WHAT THIS TASK INVOLVES: Select and copy out every line in the records containing "open".

Stored data
****************

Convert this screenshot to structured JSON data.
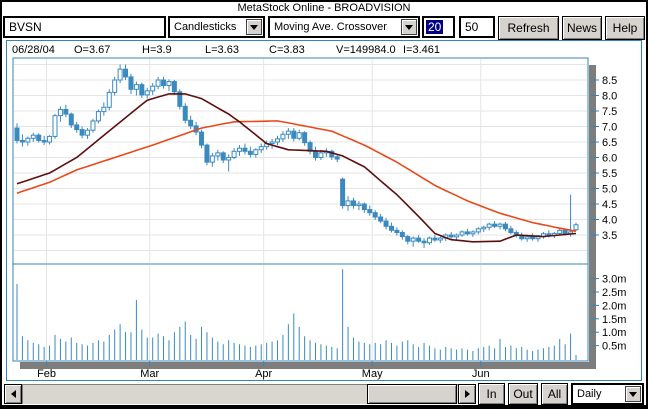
{
  "window": {
    "title": "MetaStock Online - BROADVISION"
  },
  "toolbar": {
    "symbol": "BVSN",
    "chart_type": {
      "value": "Candlesticks"
    },
    "indicator": {
      "value": "Moving Ave. Crossover"
    },
    "ma_fast": "20",
    "ma_slow": "50",
    "refresh_label": "Refresh",
    "news_label": "News",
    "help_label": "Help"
  },
  "status_bar": {
    "date": "06/28/04",
    "open": "O=3.67",
    "high": "H=3.9",
    "low": "L=3.63",
    "close": "C=3.83",
    "volume": "V=149984.0",
    "indicator": "I=3.461"
  },
  "footer": {
    "zoom_in": "In",
    "zoom_out": "Out",
    "zoom_all": "All",
    "period": {
      "value": "Daily"
    }
  },
  "chart_data": {
    "type": "candlestick+volume",
    "symbol": "BVSN",
    "price_ticks": [
      8.5,
      8.0,
      7.5,
      7.0,
      6.5,
      6.0,
      5.5,
      5.0,
      4.5,
      4.0,
      3.5
    ],
    "price_ylim": [
      2.6,
      9.2
    ],
    "volume_ticks": [
      "3.0m",
      "2.5m",
      "2.0m",
      "1.5m",
      "1.0m",
      "0.5m"
    ],
    "months": [
      "Feb",
      "Mar",
      "Apr",
      "May",
      "Jun"
    ],
    "month_start_index": [
      6,
      25,
      46,
      66,
      86
    ],
    "colors": {
      "candle": "#3a8ac0",
      "ma20": "#5e0e0e",
      "ma50": "#e8481a",
      "grid": "#e5e5e5",
      "border": "#3584bb",
      "shadow": "#7d7d7d",
      "selection": "#000080"
    },
    "legend": {
      "ma_fast_period": 20,
      "ma_slow_period": 50
    },
    "candles_note": "each row = [open, high, low, close, volume_millions]",
    "candles": [
      [
        6.95,
        7.1,
        6.45,
        6.55,
        2.8
      ],
      [
        6.55,
        6.75,
        6.35,
        6.5,
        0.85
      ],
      [
        6.5,
        6.68,
        6.38,
        6.62,
        0.7
      ],
      [
        6.62,
        6.8,
        6.5,
        6.72,
        0.6
      ],
      [
        6.72,
        6.78,
        6.48,
        6.55,
        0.55
      ],
      [
        6.55,
        6.7,
        6.4,
        6.5,
        0.45
      ],
      [
        6.5,
        6.72,
        6.42,
        6.68,
        0.5
      ],
      [
        6.68,
        7.4,
        6.6,
        7.35,
        0.9
      ],
      [
        7.35,
        7.65,
        7.15,
        7.55,
        0.75
      ],
      [
        7.55,
        7.7,
        7.3,
        7.4,
        0.65
      ],
      [
        7.4,
        7.45,
        6.95,
        7.05,
        0.8
      ],
      [
        7.05,
        7.15,
        6.8,
        6.9,
        0.6
      ],
      [
        6.9,
        7.0,
        6.62,
        6.72,
        0.55
      ],
      [
        6.72,
        6.95,
        6.6,
        6.88,
        0.5
      ],
      [
        6.88,
        7.25,
        6.8,
        7.18,
        0.6
      ],
      [
        7.18,
        7.55,
        7.1,
        7.48,
        0.7
      ],
      [
        7.48,
        7.78,
        7.35,
        7.62,
        0.65
      ],
      [
        7.62,
        8.2,
        7.52,
        8.1,
        0.9
      ],
      [
        8.1,
        8.6,
        8.0,
        8.5,
        1.1
      ],
      [
        8.5,
        9.0,
        8.4,
        8.85,
        1.3
      ],
      [
        8.85,
        9.0,
        8.5,
        8.6,
        1.0
      ],
      [
        8.6,
        8.7,
        8.05,
        8.2,
        1.0
      ],
      [
        8.2,
        8.45,
        8.0,
        8.35,
        2.2
      ],
      [
        8.35,
        8.42,
        7.92,
        8.02,
        1.1
      ],
      [
        8.02,
        8.25,
        7.9,
        8.15,
        0.8
      ],
      [
        8.15,
        8.4,
        8.02,
        8.3,
        0.8
      ],
      [
        8.3,
        8.6,
        8.2,
        8.5,
        0.95
      ],
      [
        8.5,
        8.6,
        8.22,
        8.32,
        0.85
      ],
      [
        8.32,
        8.52,
        8.15,
        8.45,
        0.7
      ],
      [
        8.45,
        8.5,
        8.02,
        8.12,
        1.0
      ],
      [
        8.12,
        8.2,
        7.55,
        7.65,
        1.2
      ],
      [
        7.65,
        7.75,
        7.1,
        7.2,
        1.4
      ],
      [
        7.2,
        7.35,
        6.92,
        7.02,
        0.9
      ],
      [
        7.02,
        7.15,
        6.72,
        6.82,
        0.75
      ],
      [
        6.82,
        6.9,
        6.3,
        6.4,
        1.2
      ],
      [
        6.4,
        6.45,
        5.75,
        5.85,
        1.0
      ],
      [
        5.85,
        6.15,
        5.7,
        6.05,
        0.8
      ],
      [
        6.05,
        6.25,
        5.9,
        6.15,
        0.65
      ],
      [
        6.15,
        6.2,
        5.82,
        5.92,
        0.55
      ],
      [
        5.92,
        6.1,
        5.55,
        6.0,
        0.7
      ],
      [
        6.0,
        6.3,
        5.95,
        6.2,
        0.6
      ],
      [
        6.2,
        6.4,
        6.05,
        6.3,
        0.55
      ],
      [
        6.3,
        6.45,
        6.1,
        6.2,
        0.5
      ],
      [
        6.2,
        6.35,
        6.0,
        6.1,
        0.45
      ],
      [
        6.1,
        6.3,
        6.0,
        6.25,
        0.5
      ],
      [
        6.25,
        6.45,
        6.15,
        6.35,
        0.55
      ],
      [
        6.35,
        6.55,
        6.25,
        6.45,
        0.6
      ],
      [
        6.45,
        6.6,
        6.28,
        6.5,
        0.65
      ],
      [
        6.5,
        6.7,
        6.4,
        6.6,
        0.7
      ],
      [
        6.6,
        6.85,
        6.5,
        6.75,
        0.9
      ],
      [
        6.75,
        6.95,
        6.6,
        6.85,
        1.3
      ],
      [
        6.85,
        6.95,
        6.52,
        6.62,
        1.7
      ],
      [
        6.62,
        6.9,
        6.55,
        6.8,
        1.2
      ],
      [
        6.8,
        6.85,
        6.38,
        6.48,
        0.85
      ],
      [
        6.48,
        6.55,
        6.1,
        6.2,
        0.7
      ],
      [
        6.2,
        6.35,
        5.9,
        6.0,
        0.6
      ],
      [
        6.0,
        6.25,
        5.92,
        6.15,
        0.55
      ],
      [
        6.15,
        6.3,
        6.02,
        6.2,
        0.5
      ],
      [
        6.2,
        6.25,
        5.92,
        6.02,
        0.45
      ],
      [
        6.02,
        6.1,
        5.85,
        5.95,
        0.4
      ],
      [
        5.3,
        5.35,
        4.35,
        4.45,
        3.35
      ],
      [
        4.45,
        4.75,
        4.28,
        4.6,
        1.2
      ],
      [
        4.6,
        4.7,
        4.35,
        4.45,
        0.8
      ],
      [
        4.45,
        4.6,
        4.3,
        4.5,
        0.65
      ],
      [
        4.5,
        4.55,
        4.22,
        4.32,
        0.6
      ],
      [
        4.32,
        4.45,
        4.12,
        4.22,
        0.55
      ],
      [
        4.22,
        4.3,
        3.98,
        4.08,
        0.6
      ],
      [
        4.08,
        4.18,
        3.88,
        3.95,
        0.55
      ],
      [
        3.95,
        4.05,
        3.68,
        3.78,
        0.7
      ],
      [
        3.78,
        3.9,
        3.58,
        3.65,
        0.6
      ],
      [
        3.65,
        3.75,
        3.48,
        3.58,
        0.5
      ],
      [
        3.58,
        3.65,
        3.35,
        3.45,
        0.65
      ],
      [
        3.45,
        3.5,
        3.2,
        3.3,
        0.7
      ],
      [
        3.3,
        3.45,
        3.12,
        3.4,
        0.55
      ],
      [
        3.4,
        3.5,
        3.25,
        3.3,
        0.45
      ],
      [
        3.3,
        3.4,
        3.08,
        3.25,
        0.6
      ],
      [
        3.25,
        3.45,
        3.18,
        3.4,
        0.5
      ],
      [
        3.4,
        3.5,
        3.28,
        3.34,
        0.4
      ],
      [
        3.34,
        3.45,
        3.24,
        3.4,
        0.35
      ],
      [
        3.4,
        3.55,
        3.3,
        3.5,
        0.45
      ],
      [
        3.5,
        3.6,
        3.38,
        3.44,
        0.4
      ],
      [
        3.44,
        3.55,
        3.34,
        3.5,
        0.35
      ],
      [
        3.5,
        3.65,
        3.44,
        3.6,
        0.4
      ],
      [
        3.6,
        3.7,
        3.48,
        3.54,
        0.35
      ],
      [
        3.54,
        3.65,
        3.44,
        3.6,
        0.3
      ],
      [
        3.6,
        3.75,
        3.52,
        3.7,
        0.4
      ],
      [
        3.7,
        3.8,
        3.6,
        3.75,
        0.45
      ],
      [
        3.75,
        3.9,
        3.65,
        3.85,
        0.5
      ],
      [
        3.85,
        3.95,
        3.72,
        3.78,
        0.4
      ],
      [
        3.78,
        3.9,
        3.68,
        3.85,
        0.75
      ],
      [
        3.85,
        3.92,
        3.62,
        3.7,
        0.45
      ],
      [
        3.7,
        3.8,
        3.52,
        3.58,
        0.5
      ],
      [
        3.58,
        3.65,
        3.42,
        3.48,
        0.4
      ],
      [
        3.48,
        3.58,
        3.32,
        3.38,
        0.45
      ],
      [
        3.38,
        3.5,
        3.28,
        3.44,
        0.35
      ],
      [
        3.44,
        3.55,
        3.32,
        3.38,
        0.3
      ],
      [
        3.38,
        3.5,
        3.28,
        3.44,
        0.35
      ],
      [
        3.44,
        3.6,
        3.38,
        3.54,
        0.4
      ],
      [
        3.54,
        3.65,
        3.42,
        3.48,
        0.45
      ],
      [
        3.48,
        3.6,
        3.4,
        3.55,
        0.5
      ],
      [
        3.55,
        3.7,
        3.48,
        3.65,
        0.75
      ],
      [
        3.65,
        3.7,
        3.48,
        3.54,
        0.55
      ],
      [
        3.54,
        4.8,
        3.45,
        3.6,
        0.95
      ],
      [
        3.67,
        3.9,
        3.63,
        3.83,
        0.15
      ]
    ],
    "ma20_points": [
      [
        0,
        5.15
      ],
      [
        6,
        5.5
      ],
      [
        11,
        6.0
      ],
      [
        18,
        7.0
      ],
      [
        24,
        7.85
      ],
      [
        28,
        8.05
      ],
      [
        31,
        8.05
      ],
      [
        34,
        7.9
      ],
      [
        39,
        7.4
      ],
      [
        41,
        7.15
      ],
      [
        46,
        6.45
      ],
      [
        50,
        6.25
      ],
      [
        57,
        6.2
      ],
      [
        60,
        6.05
      ],
      [
        64,
        5.7
      ],
      [
        70,
        4.8
      ],
      [
        74,
        4.1
      ],
      [
        77,
        3.55
      ],
      [
        80,
        3.35
      ],
      [
        84,
        3.28
      ],
      [
        89,
        3.3
      ],
      [
        92,
        3.5
      ],
      [
        97,
        3.45
      ],
      [
        100,
        3.5
      ],
      [
        103,
        3.55
      ]
    ],
    "ma50_points": [
      [
        0,
        4.85
      ],
      [
        6,
        5.2
      ],
      [
        11,
        5.6
      ],
      [
        18,
        6.0
      ],
      [
        25,
        6.4
      ],
      [
        34,
        6.95
      ],
      [
        40,
        7.15
      ],
      [
        48,
        7.18
      ],
      [
        52,
        7.05
      ],
      [
        58,
        6.85
      ],
      [
        64,
        6.4
      ],
      [
        70,
        5.85
      ],
      [
        77,
        5.1
      ],
      [
        83,
        4.6
      ],
      [
        89,
        4.2
      ],
      [
        95,
        3.9
      ],
      [
        100,
        3.72
      ],
      [
        103,
        3.62
      ]
    ]
  }
}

****************

COMPLETE ANSWER:
    "open": "O=3.67",
    "candles_note": "each row = [open, high, low, close, volume_millions]",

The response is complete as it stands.